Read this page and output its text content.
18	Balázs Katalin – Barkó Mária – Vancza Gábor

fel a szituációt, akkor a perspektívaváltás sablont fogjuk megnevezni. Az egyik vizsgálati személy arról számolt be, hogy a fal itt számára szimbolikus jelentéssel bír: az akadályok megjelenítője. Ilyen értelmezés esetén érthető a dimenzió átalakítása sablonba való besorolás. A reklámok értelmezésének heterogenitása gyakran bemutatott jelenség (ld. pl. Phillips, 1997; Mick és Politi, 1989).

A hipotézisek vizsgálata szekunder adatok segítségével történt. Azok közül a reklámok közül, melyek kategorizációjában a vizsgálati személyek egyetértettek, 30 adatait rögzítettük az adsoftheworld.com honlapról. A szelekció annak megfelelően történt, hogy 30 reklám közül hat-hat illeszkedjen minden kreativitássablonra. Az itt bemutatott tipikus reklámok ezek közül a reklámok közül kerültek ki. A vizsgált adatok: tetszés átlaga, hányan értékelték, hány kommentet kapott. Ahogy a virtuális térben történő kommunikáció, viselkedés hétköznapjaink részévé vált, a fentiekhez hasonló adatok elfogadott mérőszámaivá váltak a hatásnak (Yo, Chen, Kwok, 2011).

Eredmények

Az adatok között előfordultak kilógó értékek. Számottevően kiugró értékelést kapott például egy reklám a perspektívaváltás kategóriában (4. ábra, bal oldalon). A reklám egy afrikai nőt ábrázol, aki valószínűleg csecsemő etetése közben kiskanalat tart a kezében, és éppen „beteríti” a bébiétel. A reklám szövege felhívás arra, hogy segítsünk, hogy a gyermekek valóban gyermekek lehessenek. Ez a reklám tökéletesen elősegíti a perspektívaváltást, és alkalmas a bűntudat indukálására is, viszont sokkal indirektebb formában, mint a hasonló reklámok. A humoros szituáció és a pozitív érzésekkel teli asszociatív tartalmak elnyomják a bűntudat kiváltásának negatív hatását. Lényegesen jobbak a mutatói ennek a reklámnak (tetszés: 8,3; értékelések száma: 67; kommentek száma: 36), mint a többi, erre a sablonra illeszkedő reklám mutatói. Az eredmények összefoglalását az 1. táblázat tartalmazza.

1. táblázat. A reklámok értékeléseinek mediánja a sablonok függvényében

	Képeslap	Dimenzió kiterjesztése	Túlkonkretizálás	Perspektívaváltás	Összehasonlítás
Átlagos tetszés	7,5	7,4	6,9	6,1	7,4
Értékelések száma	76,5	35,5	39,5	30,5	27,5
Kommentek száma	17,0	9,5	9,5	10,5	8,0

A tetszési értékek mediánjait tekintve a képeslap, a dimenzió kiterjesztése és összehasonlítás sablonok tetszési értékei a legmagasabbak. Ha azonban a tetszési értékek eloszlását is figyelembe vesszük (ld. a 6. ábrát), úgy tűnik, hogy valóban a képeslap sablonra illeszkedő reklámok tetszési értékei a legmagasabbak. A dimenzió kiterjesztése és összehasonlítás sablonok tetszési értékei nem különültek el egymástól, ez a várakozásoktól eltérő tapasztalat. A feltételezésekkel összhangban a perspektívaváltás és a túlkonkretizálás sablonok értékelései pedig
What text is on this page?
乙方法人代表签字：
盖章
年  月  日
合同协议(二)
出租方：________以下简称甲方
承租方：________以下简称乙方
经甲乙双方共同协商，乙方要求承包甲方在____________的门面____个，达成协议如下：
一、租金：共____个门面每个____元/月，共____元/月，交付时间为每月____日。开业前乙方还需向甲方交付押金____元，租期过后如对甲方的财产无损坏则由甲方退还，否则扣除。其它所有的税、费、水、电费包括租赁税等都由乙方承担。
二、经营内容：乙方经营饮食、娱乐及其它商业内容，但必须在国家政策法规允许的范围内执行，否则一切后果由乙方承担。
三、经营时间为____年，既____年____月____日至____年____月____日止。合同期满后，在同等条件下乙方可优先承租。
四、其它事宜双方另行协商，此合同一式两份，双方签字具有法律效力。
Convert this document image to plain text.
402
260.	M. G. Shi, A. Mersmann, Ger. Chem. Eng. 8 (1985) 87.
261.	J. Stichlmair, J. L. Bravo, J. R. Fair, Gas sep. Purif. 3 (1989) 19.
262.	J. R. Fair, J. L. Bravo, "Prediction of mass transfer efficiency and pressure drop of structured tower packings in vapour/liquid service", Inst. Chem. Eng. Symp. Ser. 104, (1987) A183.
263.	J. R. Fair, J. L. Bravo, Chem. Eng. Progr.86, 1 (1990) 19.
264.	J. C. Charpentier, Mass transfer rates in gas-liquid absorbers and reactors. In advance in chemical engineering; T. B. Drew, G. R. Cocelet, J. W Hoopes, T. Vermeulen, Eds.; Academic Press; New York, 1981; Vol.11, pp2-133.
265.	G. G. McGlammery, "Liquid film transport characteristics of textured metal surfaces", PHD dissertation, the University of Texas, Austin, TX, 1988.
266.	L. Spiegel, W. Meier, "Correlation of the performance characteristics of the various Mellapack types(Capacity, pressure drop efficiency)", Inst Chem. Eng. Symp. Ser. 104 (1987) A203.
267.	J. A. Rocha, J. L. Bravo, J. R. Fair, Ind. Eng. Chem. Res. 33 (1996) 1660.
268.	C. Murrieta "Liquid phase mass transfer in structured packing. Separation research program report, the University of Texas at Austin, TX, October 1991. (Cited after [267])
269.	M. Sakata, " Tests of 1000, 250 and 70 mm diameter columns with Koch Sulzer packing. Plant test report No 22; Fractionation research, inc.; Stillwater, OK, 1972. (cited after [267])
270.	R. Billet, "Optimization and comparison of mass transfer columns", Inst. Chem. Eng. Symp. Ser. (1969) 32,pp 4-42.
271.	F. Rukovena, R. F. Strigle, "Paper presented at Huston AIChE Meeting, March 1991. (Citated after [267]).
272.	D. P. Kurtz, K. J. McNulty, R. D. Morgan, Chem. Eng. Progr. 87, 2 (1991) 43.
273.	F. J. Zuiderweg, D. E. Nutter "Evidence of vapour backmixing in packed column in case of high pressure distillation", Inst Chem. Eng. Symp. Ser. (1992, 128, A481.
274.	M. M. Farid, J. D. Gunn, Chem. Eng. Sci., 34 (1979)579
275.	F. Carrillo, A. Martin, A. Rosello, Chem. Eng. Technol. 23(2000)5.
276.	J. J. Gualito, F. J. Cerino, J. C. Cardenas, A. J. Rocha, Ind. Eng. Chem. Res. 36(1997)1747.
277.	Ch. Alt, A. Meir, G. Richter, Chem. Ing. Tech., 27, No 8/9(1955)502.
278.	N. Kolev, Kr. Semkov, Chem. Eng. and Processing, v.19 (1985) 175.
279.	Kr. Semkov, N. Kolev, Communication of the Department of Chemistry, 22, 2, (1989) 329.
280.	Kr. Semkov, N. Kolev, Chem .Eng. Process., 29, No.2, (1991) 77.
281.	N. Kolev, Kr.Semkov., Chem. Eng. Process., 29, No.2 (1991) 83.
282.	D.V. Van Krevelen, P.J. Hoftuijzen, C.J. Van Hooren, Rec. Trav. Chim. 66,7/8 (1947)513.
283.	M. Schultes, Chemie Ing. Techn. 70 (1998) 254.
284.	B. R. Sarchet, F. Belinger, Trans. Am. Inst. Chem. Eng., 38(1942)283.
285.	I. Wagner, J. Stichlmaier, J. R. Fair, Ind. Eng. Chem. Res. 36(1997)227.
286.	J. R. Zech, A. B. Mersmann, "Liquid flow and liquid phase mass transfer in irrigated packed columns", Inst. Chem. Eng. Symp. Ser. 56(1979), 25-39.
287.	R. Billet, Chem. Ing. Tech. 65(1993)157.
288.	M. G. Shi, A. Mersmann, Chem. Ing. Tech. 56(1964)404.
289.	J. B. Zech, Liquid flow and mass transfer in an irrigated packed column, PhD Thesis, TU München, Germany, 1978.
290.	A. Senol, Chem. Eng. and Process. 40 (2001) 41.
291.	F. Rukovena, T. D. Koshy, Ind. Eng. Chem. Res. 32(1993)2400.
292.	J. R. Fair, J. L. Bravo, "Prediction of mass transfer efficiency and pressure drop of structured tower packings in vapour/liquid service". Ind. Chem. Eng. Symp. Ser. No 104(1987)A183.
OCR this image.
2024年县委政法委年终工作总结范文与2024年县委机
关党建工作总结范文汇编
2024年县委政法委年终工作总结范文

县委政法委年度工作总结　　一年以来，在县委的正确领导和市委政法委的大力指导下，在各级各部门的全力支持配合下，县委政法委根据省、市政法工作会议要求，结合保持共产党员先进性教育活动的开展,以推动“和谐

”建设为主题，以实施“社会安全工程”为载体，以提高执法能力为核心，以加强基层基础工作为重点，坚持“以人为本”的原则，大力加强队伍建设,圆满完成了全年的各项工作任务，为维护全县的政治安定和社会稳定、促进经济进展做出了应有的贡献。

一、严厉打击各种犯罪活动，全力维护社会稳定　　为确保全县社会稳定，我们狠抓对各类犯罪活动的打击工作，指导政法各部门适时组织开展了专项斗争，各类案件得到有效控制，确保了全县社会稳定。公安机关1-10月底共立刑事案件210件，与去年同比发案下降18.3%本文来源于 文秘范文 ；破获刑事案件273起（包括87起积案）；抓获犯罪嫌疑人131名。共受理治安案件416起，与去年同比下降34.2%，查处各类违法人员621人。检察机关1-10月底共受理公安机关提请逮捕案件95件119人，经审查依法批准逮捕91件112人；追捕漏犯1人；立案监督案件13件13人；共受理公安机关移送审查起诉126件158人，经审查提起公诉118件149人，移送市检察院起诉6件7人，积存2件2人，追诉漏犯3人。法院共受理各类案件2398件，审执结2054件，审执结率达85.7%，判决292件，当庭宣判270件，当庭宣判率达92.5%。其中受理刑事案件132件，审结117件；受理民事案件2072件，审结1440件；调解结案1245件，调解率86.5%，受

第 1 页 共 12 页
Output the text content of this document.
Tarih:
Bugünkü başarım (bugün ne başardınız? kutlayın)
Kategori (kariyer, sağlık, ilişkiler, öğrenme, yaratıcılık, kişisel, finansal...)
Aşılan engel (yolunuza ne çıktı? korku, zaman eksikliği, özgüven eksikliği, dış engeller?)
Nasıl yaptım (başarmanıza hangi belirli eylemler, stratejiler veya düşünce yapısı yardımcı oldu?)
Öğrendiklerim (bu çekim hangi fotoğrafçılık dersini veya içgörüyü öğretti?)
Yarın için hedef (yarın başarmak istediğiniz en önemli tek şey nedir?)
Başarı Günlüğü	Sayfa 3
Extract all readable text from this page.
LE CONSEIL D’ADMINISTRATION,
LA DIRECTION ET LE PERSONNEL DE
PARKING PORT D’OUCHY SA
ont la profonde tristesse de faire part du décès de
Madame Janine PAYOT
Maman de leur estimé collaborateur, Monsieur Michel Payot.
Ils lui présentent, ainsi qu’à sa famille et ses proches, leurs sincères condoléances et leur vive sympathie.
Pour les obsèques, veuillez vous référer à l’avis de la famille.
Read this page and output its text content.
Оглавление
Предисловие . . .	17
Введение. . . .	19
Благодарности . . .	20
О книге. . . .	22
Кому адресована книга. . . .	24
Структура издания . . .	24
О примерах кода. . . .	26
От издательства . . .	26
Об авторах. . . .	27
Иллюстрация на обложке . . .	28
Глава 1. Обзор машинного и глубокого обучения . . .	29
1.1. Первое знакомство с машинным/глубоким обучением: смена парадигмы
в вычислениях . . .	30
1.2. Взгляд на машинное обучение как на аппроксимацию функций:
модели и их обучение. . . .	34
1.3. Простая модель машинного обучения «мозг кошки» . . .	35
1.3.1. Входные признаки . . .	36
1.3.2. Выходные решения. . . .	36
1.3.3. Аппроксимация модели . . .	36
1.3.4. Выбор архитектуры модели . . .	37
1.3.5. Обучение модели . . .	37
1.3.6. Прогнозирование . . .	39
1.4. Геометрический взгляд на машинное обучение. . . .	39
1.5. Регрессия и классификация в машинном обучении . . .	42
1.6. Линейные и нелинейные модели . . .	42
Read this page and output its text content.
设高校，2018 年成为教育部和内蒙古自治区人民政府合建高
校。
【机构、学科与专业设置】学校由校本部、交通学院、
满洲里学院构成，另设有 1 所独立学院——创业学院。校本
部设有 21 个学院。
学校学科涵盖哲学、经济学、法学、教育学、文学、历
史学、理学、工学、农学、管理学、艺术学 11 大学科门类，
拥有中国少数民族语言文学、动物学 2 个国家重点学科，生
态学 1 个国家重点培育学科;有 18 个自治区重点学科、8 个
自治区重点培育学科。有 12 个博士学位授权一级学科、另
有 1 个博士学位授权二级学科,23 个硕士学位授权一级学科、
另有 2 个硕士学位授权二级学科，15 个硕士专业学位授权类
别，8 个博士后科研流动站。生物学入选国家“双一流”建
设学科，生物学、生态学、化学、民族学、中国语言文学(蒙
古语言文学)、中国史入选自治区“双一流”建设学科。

########

■ **WRITTEN INSTRUCTION**:
Which lines above contain the word "packings"? Copy each of them.

■ **SOLUTION FOR THIS PROBLEM**:
262.	J. R. Fair, J. L. Bravo, "Prediction of mass transfer efficiency and pressure drop of structured tower packings in vapour/liquid service", Inst. Chem. Eng. Symp. Ser. 104, (1987) A183.
292.	J. R. Fair, J. L. Bravo, "Prediction of mass transfer efficiency and pressure drop of structured tower packings in vapour/liquid service". Ind. Chem. Eng. Symp. Ser. No 104(1987)A183.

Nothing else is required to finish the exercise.